Selection:
# # # # # # #

As HBO's Real Sports with Bryant Gumbel marks its twentieth year, its host counts his blessings.

Jason Lynch

Matt Lauer can still remember when he learned that his Today colleague was going to be moonlighting on a new HBO series, Real Sports with Bryant Gumbel.

"My first reaction was, if anybody had been placed on this earth to do any kind of a show, it was Bryant on Real Sports," says Lauer, who was Today's news anchor when Gumbel's show launched in April 1995. "It just fit so beautifully with his passion, with his journalism, with his ability to tell stories."

As Real Sports with Bryant Gumbel celebrates its 20th anniversary this year, the series has proved Lauer's prophecy, masterfully marrying its host's two greatest loves: sports and storytelling.

"I consider it the best program on which I've ever worked," the former Today host says of Real Sports, which is now HBO's longest-running show. "It's telling serious stories about societal problems and issues through the medium of sports."

In the process, it's pushed sports journalism to new heights. Each Gumbel-hosted episode has three or four long-form segments featuring correspondents like Frank Deford, Bernard Goldberg, Mary Carillo, Carl Quintanilla and Gumbel himself.

Real Sports has racked up an impressive 26 Sports Emmy Awards, including 15 for Outstanding Sports Journalism, with four more nominations this year.

Real Sports has consistently been at the forefront of major sports issues, from the NFL's concussion problems (in 2007, "We were first on the ground talking about it, long before it became popular," Gumbel says) to the struggle for gay athletes to come out in the midst of their professional careers. He says he is proudest of the segments "where we have not just shined a light on an ill, but made a societal difference."

Some of his favorite examples of such segments include:

  • Deford's 2001 piece on the Miracle League, a Georgia-based program that allows physically and mentally challenged youths to play on specially crafted baseball diamonds. Gumbel says that story "started a national movement."
  • Goldberg's 2004 piece on the exploitation of children as camel jockeys in the United Arab Emirates. Per Gumbel, that story "changed the way business is done in a world where children were winding up abused or dead. We were able to eliminate that."

# # # # # # #

Layout coordinate data:
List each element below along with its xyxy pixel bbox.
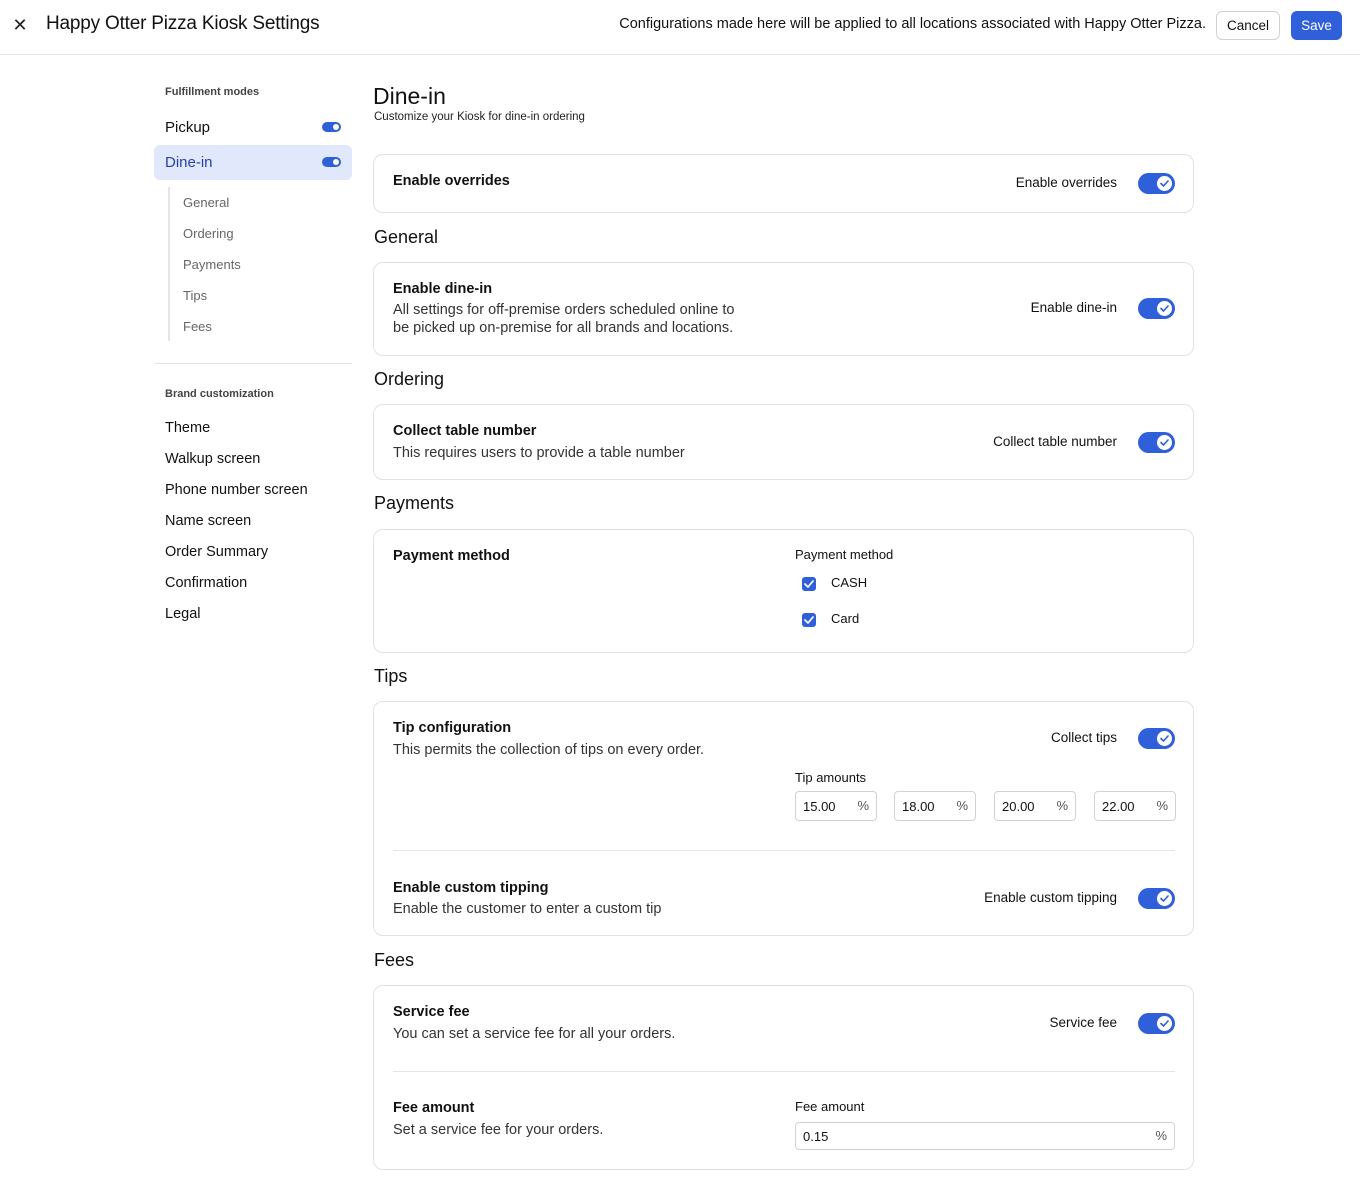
sidebar-item-dine-in[interactable]: Dine-in bbox=[154, 145, 352, 180]
fee-amount-input[interactable]: % bbox=[795, 1122, 1175, 1150]
sidebar-divider bbox=[154, 363, 352, 364]
service-fee-desc: You can set a service fee for all your o… bbox=[393, 1026, 676, 1042]
tip-amounts-label: Tip amounts bbox=[795, 770, 867, 785]
overrides-toggle-label: Enable overrides bbox=[1015, 175, 1117, 190]
tip-amount-input-2[interactable]: % bbox=[894, 791, 976, 821]
overrides-card: Enable overrides Enable overrides bbox=[373, 154, 1194, 213]
sidebar-item-order-summary[interactable]: Order Summary bbox=[165, 544, 268, 560]
tip-amount-value[interactable] bbox=[902, 798, 946, 815]
check-icon bbox=[1157, 176, 1172, 191]
tips-card: Tip configuration This permits the colle… bbox=[373, 701, 1194, 936]
fee-amount-title: Fee amount bbox=[393, 1100, 475, 1116]
enable-dine-in-desc-1: All settings for off-premise orders sche… bbox=[393, 302, 735, 318]
service-fee-title: Service fee bbox=[393, 1004, 470, 1020]
custom-tipping-toggle[interactable] bbox=[1138, 888, 1175, 909]
collect-table-number-title: Collect table number bbox=[393, 423, 537, 439]
collect-table-number-toggle-label: Collect table number bbox=[993, 434, 1117, 449]
fulfillment-modes-label: Fulfillment modes bbox=[165, 86, 260, 98]
tip-amount-value[interactable] bbox=[803, 798, 847, 815]
collect-table-number-toggle[interactable] bbox=[1138, 432, 1175, 453]
check-icon bbox=[1157, 731, 1172, 746]
sub-nav-general[interactable]: General bbox=[183, 195, 229, 210]
custom-tipping-desc: Enable the customer to enter a custom ti… bbox=[393, 901, 662, 917]
check-icon bbox=[1157, 301, 1172, 316]
sidebar-item-label: Pickup bbox=[165, 119, 211, 136]
section-fees: Fees bbox=[374, 950, 415, 970]
card-label: Card bbox=[831, 611, 860, 626]
tips-divider bbox=[393, 850, 1175, 851]
tip-amount-value[interactable] bbox=[1002, 798, 1046, 815]
custom-tipping-title: Enable custom tipping bbox=[393, 880, 549, 896]
top-bar: ✕ Happy Otter Pizza Kiosk Settings Confi… bbox=[0, 0, 1360, 55]
close-icon[interactable]: ✕ bbox=[10, 14, 30, 36]
main-title: Dine-in bbox=[373, 83, 446, 109]
tip-configuration-desc: This permits the collection of tips on e… bbox=[393, 742, 705, 758]
save-button[interactable]: Save bbox=[1291, 11, 1342, 40]
collect-tips-toggle-label: Collect tips bbox=[1050, 730, 1117, 745]
sub-nav-line bbox=[168, 187, 170, 341]
sidebar-item-label: Dine-in bbox=[165, 154, 213, 171]
fees-divider bbox=[393, 1071, 1175, 1072]
collect-table-number-desc: This requires users to provide a table n… bbox=[393, 445, 685, 461]
enable-dine-in-toggle-label: Enable dine-in bbox=[1030, 300, 1117, 315]
sidebar-item-legal[interactable]: Legal bbox=[165, 606, 200, 622]
fees-card: Service fee You can set a service fee fo… bbox=[373, 985, 1194, 1170]
service-fee-toggle[interactable] bbox=[1138, 1013, 1175, 1034]
cash-label: CASH bbox=[831, 575, 868, 590]
fee-amount-field-label: Fee amount bbox=[795, 1099, 865, 1114]
dine-in-toggle[interactable] bbox=[322, 157, 341, 167]
enable-dine-in-toggle[interactable] bbox=[1138, 298, 1175, 319]
overrides-title: Enable overrides bbox=[393, 173, 510, 189]
tip-configuration-title: Tip configuration bbox=[393, 720, 512, 736]
section-general: General bbox=[374, 227, 439, 247]
tip-amount-input-3[interactable]: % bbox=[994, 791, 1076, 821]
sidebar-item-walkup-screen[interactable]: Walkup screen bbox=[165, 451, 260, 467]
percent-suffix: % bbox=[1156, 798, 1168, 813]
fee-amount-desc: Set a service fee for your orders. bbox=[393, 1122, 604, 1138]
card-checkbox[interactable] bbox=[802, 613, 816, 627]
check-icon bbox=[1157, 435, 1172, 450]
overrides-toggle[interactable] bbox=[1138, 173, 1175, 194]
percent-suffix: % bbox=[1155, 1128, 1167, 1143]
percent-suffix: % bbox=[956, 798, 968, 813]
check-icon bbox=[1157, 891, 1172, 906]
cancel-button[interactable]: Cancel bbox=[1216, 11, 1280, 40]
tip-amount-input-1[interactable]: % bbox=[795, 791, 877, 821]
collect-tips-toggle[interactable] bbox=[1138, 728, 1175, 749]
sub-nav-tips[interactable]: Tips bbox=[183, 288, 207, 303]
cash-checkbox[interactable] bbox=[802, 577, 816, 591]
payment-method-title: Payment method bbox=[393, 548, 510, 564]
sidebar-item-name-screen[interactable]: Name screen bbox=[165, 513, 251, 529]
main-subtitle: Customize your Kiosk for dine-in orderin… bbox=[374, 111, 585, 123]
brand-customization-label: Brand customization bbox=[165, 388, 274, 400]
ordering-card: Collect table number This requires users… bbox=[373, 404, 1194, 480]
service-fee-toggle-label: Service fee bbox=[1049, 1015, 1117, 1030]
sub-nav-fees[interactable]: Fees bbox=[183, 319, 212, 334]
page-title: Happy Otter Pizza Kiosk Settings bbox=[46, 13, 320, 34]
pickup-toggle[interactable] bbox=[322, 122, 341, 132]
payment-method-field-label: Payment method bbox=[795, 547, 894, 562]
sidebar-item-theme[interactable]: Theme bbox=[165, 420, 210, 436]
general-card: Enable dine-in All settings for off-prem… bbox=[373, 262, 1194, 356]
sidebar-item-phone-number-screen[interactable]: Phone number screen bbox=[165, 482, 308, 498]
check-icon bbox=[1157, 1016, 1172, 1031]
sidebar-item-confirmation[interactable]: Confirmation bbox=[165, 575, 247, 591]
fee-amount-value[interactable] bbox=[803, 1128, 1103, 1145]
section-tips: Tips bbox=[374, 666, 408, 686]
section-ordering: Ordering bbox=[374, 369, 445, 389]
custom-tipping-toggle-label: Enable custom tipping bbox=[984, 890, 1117, 905]
header-note: Configurations made here will be applied… bbox=[619, 16, 1206, 32]
tip-amount-input-4[interactable]: % bbox=[1094, 791, 1176, 821]
sub-nav-ordering[interactable]: Ordering bbox=[183, 226, 234, 241]
percent-suffix: % bbox=[857, 798, 869, 813]
payments-card: Payment method Payment method CASH Card bbox=[373, 529, 1194, 653]
sub-nav-payments[interactable]: Payments bbox=[183, 257, 241, 272]
section-payments: Payments bbox=[374, 493, 455, 513]
tip-amount-value[interactable] bbox=[1102, 798, 1146, 815]
enable-dine-in-desc-2: be picked up on-premise for all brands a… bbox=[393, 320, 734, 336]
sidebar-item-pickup[interactable]: Pickup bbox=[154, 110, 352, 145]
enable-dine-in-title: Enable dine-in bbox=[393, 281, 493, 297]
percent-suffix: % bbox=[1056, 798, 1068, 813]
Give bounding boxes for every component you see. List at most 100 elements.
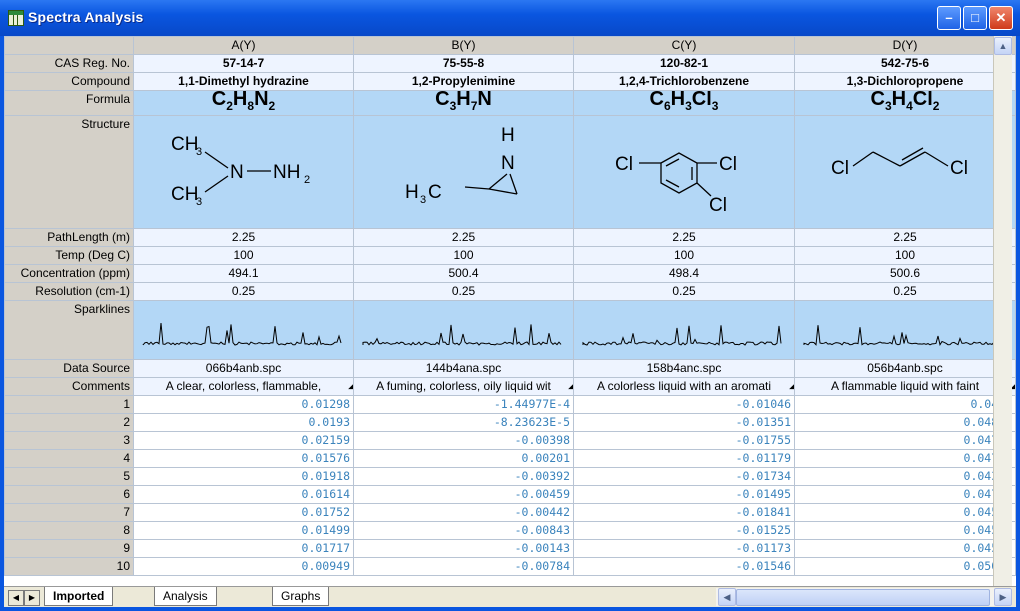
- temp-c[interactable]: 100: [573, 246, 795, 265]
- cas-b[interactable]: 75-55-8: [353, 54, 574, 73]
- data-cell-c[interactable]: -0.01046: [573, 395, 795, 414]
- scroll-left-icon[interactable]: ◀: [718, 588, 736, 606]
- corner-cell[interactable]: [4, 36, 134, 55]
- column-header-c[interactable]: C(Y): [573, 36, 795, 55]
- scroll-right-icon[interactable]: ▶: [994, 588, 1012, 606]
- data-cell-c[interactable]: -0.01841: [573, 503, 795, 522]
- tab-imported-data[interactable]: Imported Data: [44, 587, 114, 606]
- compound-b[interactable]: 1,2-Propylenimine: [353, 72, 574, 91]
- row-number[interactable]: 2: [4, 413, 134, 432]
- data-cell-b[interactable]: -0.00843: [353, 521, 574, 540]
- comment-c[interactable]: A colorless liquid with an aromati◢: [573, 377, 795, 396]
- comment-b[interactable]: A fuming, colorless, oily liquid wit◢: [353, 377, 574, 396]
- resolution-c[interactable]: 0.25: [573, 282, 795, 301]
- column-header-a[interactable]: A(Y): [133, 36, 354, 55]
- data-cell-c[interactable]: -0.01173: [573, 539, 795, 558]
- row-label-formula[interactable]: Formula: [4, 90, 134, 116]
- data-cell-a[interactable]: 0.01499: [133, 521, 354, 540]
- data-cell-d[interactable]: 0.05075: [794, 557, 1016, 576]
- data-cell-b[interactable]: -0.00392: [353, 467, 574, 486]
- compound-c[interactable]: 1,2,4-Trichlorobenzene: [573, 72, 795, 91]
- data-cell-a[interactable]: 0.01614: [133, 485, 354, 504]
- maximize-button[interactable]: □: [963, 6, 987, 30]
- row-label-comments[interactable]: Comments: [4, 377, 134, 396]
- data-cell-d[interactable]: 0.04385: [794, 467, 1016, 486]
- tab-analysis-report[interactable]: Analysis Report: [154, 587, 217, 606]
- row-number[interactable]: 10: [4, 557, 134, 576]
- row-label-sparklines[interactable]: Sparklines: [4, 300, 134, 360]
- sparkline-d[interactable]: [794, 300, 1016, 360]
- data-cell-b[interactable]: 0.00201: [353, 449, 574, 468]
- row-label-resolution[interactable]: Resolution (cm-1): [4, 282, 134, 301]
- horizontal-scrollbar[interactable]: ◀ ▶: [716, 588, 1012, 606]
- pathlength-b[interactable]: 2.25: [353, 228, 574, 247]
- compound-d[interactable]: 1,3-Dichloropropene: [794, 72, 1016, 91]
- comment-a[interactable]: A clear, colorless, flammable,◢: [133, 377, 354, 396]
- data-cell-c[interactable]: -0.01546: [573, 557, 795, 576]
- formula-a[interactable]: C2H8N2: [133, 90, 354, 116]
- close-button[interactable]: ✕: [989, 6, 1013, 30]
- row-number[interactable]: 4: [4, 449, 134, 468]
- data-cell-b[interactable]: -0.00398: [353, 431, 574, 450]
- datasource-c[interactable]: 158b4anc.spc: [573, 359, 795, 378]
- data-cell-a[interactable]: 0.01918: [133, 467, 354, 486]
- vertical-scrollbar[interactable]: ▲: [993, 36, 1012, 586]
- data-cell-d[interactable]: 0.04548: [794, 521, 1016, 540]
- column-header-b[interactable]: B(Y): [353, 36, 574, 55]
- sparkline-c[interactable]: [573, 300, 795, 360]
- minimize-button[interactable]: –: [937, 6, 961, 30]
- structure-b[interactable]: H N H 3 C: [353, 115, 574, 229]
- data-cell-b[interactable]: -0.00442: [353, 503, 574, 522]
- resolution-a[interactable]: 0.25: [133, 282, 354, 301]
- tab-graphs[interactable]: Graphs: [272, 587, 330, 606]
- title-bar[interactable]: Spectra Analysis – □ ✕: [0, 0, 1020, 36]
- data-cell-a[interactable]: 0.0193: [133, 413, 354, 432]
- row-label-pathlength[interactable]: PathLength (m): [4, 228, 134, 247]
- data-cell-d[interactable]: 0.04854: [794, 413, 1016, 432]
- scroll-thumb[interactable]: [736, 589, 990, 606]
- data-cell-b[interactable]: -0.00784: [353, 557, 574, 576]
- row-label-structure[interactable]: Structure: [4, 115, 134, 229]
- structure-d[interactable]: Cl Cl: [794, 115, 1016, 229]
- data-cell-d[interactable]: 0.04543: [794, 539, 1016, 558]
- pathlength-a[interactable]: 2.25: [133, 228, 354, 247]
- data-cell-a[interactable]: 0.00949: [133, 557, 354, 576]
- data-cell-a[interactable]: 0.01576: [133, 449, 354, 468]
- structure-c[interactable]: Cl Cl Cl: [573, 115, 795, 229]
- data-cell-c[interactable]: -0.01755: [573, 431, 795, 450]
- pathlength-c[interactable]: 2.25: [573, 228, 795, 247]
- temp-b[interactable]: 100: [353, 246, 574, 265]
- data-cell-a[interactable]: 0.01717: [133, 539, 354, 558]
- data-cell-a[interactable]: 0.02159: [133, 431, 354, 450]
- concentration-b[interactable]: 500.4: [353, 264, 574, 283]
- row-number[interactable]: 1: [4, 395, 134, 414]
- data-cell-b[interactable]: -0.00459: [353, 485, 574, 504]
- data-cell-c[interactable]: -0.01734: [573, 467, 795, 486]
- data-cell-c[interactable]: -0.01179: [573, 449, 795, 468]
- row-label-concentration[interactable]: Concentration (ppm): [4, 264, 134, 283]
- data-cell-d[interactable]: 0.0463: [794, 395, 1016, 414]
- data-cell-d[interactable]: 0.04777: [794, 431, 1016, 450]
- row-number[interactable]: 3: [4, 431, 134, 450]
- cas-d[interactable]: 542-75-6: [794, 54, 1016, 73]
- concentration-c[interactable]: 498.4: [573, 264, 795, 283]
- comment-d[interactable]: A flammable liquid with faint◢: [794, 377, 1016, 396]
- concentration-d[interactable]: 500.6: [794, 264, 1016, 283]
- row-label-datasource[interactable]: Data Source: [4, 359, 134, 378]
- row-number[interactable]: 6: [4, 485, 134, 504]
- temp-d[interactable]: 100: [794, 246, 1016, 265]
- resolution-d[interactable]: 0.25: [794, 282, 1016, 301]
- column-header-d[interactable]: D(Y): [794, 36, 1016, 55]
- data-cell-d[interactable]: 0.04713: [794, 485, 1016, 504]
- sparkline-a[interactable]: [133, 300, 354, 360]
- datasource-b[interactable]: 144b4ana.spc: [353, 359, 574, 378]
- scroll-up-icon[interactable]: ▲: [994, 37, 1012, 55]
- row-label-cas[interactable]: CAS Reg. No.: [4, 54, 134, 73]
- formula-c[interactable]: C6H3Cl3: [573, 90, 795, 116]
- data-cell-a[interactable]: 0.01752: [133, 503, 354, 522]
- data-cell-b[interactable]: -8.23623E-5: [353, 413, 574, 432]
- datasource-a[interactable]: 066b4anb.spc: [133, 359, 354, 378]
- data-cell-d[interactable]: 0.04599: [794, 503, 1016, 522]
- concentration-a[interactable]: 494.1: [133, 264, 354, 283]
- data-cell-b[interactable]: -0.00143: [353, 539, 574, 558]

# # # # # # #

Set task 1:
Summarize the Real Sports article in three sentences.
Set task 2:
Write what comes next in the Real Sports article, picking up after its final sentence.

Exercise output 1:
Real Sports with Bryant Gumbel, which launched on HBO in April 1995 and is now the network's longest-running show, is marking its 20th anniversary, and Gumbel calls it the best program he has ever worked on. Its episodes feature three or four long-form segments by correspondents such as Frank Deford and Bernard Goldberg, and the series has won 26 Sports Emmy Awards. It has led on issues like NFL concussions and gay athletes coming out, and Gumbel is proudest of segments that made a societal difference, such as pieces on the Miracle League and on child camel jockeys in the United Arab Emirates.

Exercise output 2:
  • Bryant's own 2003 story on high school football player Marcus Dixon, who had consensual sex with a high school teenager (he was 18 and black, she was 15 and white), but was jailed for statutory rape and child molestation because of the Georgia Child Protection Act. He was released after the piece prompted media attention. "It would be hard for me to envision a story we did," Gumbel says, "that involved so many of the things that we think and talk about constantly at Real Sports, and had such a positive final outcome." 

Back in 1994, Gumbel had no idea what a journey he was in for when he met with Seth Abraham and Ross Greenburg, then the president and senior vice-president, executive producer, respectively, of HBO Sports. The trio hatched the idea for Real Sports over that lunch.

"We all thought this was something that was fairly interesting," says Gumbel, who had to persuade Andrew Lack — then the president of NBC News and now its chairman — to allow him to work on the show in addition to his Today duties.

"I suspect he said yes because at the time it was only going to be on twice a year." The show ran four times in 1995 and steadily increased frequency, finally going monthly in 1999.

Though he left Today less than two years after his first Real Sports broadcast, Gumbel insists he wasn't trying to lay the groundwork for life after Today.

"I wish I could say I was that smart. I'm not!" he says, adding that he was focused on doing something different in sports journalism.

"I don't think there's a lot to be proud of out there in most sports coverage. We were trying to raise what was an admittedly low bar, and those of us who were serious about sports were able to look at a game and realize that [the score] was the least important aspect of it."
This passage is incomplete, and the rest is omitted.